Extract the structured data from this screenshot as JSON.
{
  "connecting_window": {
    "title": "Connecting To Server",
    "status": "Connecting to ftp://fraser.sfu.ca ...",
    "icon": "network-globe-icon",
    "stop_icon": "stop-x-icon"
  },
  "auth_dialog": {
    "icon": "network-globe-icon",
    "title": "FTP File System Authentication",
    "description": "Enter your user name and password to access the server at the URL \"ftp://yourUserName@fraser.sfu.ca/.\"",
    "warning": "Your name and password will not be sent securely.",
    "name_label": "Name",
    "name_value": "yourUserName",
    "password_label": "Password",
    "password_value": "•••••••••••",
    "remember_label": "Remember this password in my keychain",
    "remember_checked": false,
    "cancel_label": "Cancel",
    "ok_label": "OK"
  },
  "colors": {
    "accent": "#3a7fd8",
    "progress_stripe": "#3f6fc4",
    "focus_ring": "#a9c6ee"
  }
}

※

**DIRECTIONS FOR THIS TASK:** Reproduce the data shown above exactly.

**FINAL ANSWER:**
Extract the structured data from this screenshot as JSON.
{
  "connecting_window": {
    "title": "Connecting To Server",
    "status": "Connecting to ftp://fraser.sfu.ca ...",
    "icon": "network-globe-icon",
    "stop_icon": "stop-x-icon"
  },
  "auth_dialog": {
    "icon": "network-globe-icon",
    "title": "FTP File System Authentication",
    "description": "Enter your user name and password to access the server at the URL \"ftp://yourUserName@fraser.sfu.ca/.\"",
    "warning": "Your name and password will not be sent securely.",
    "name_label": "Name",
    "name_value": "yourUserName",
    "password_label": "Password",
    "password_value": "•••••••••••",
    "remember_label": "Remember this password in my keychain",
    "remember_checked": false,
    "cancel_label": "Cancel",
    "ok_label": "OK"
  },
  "colors": {
    "accent": "#3a7fd8",
    "progress_stripe": "#3f6fc4",
    "focus_ring": "#a9c6ee"
  }
}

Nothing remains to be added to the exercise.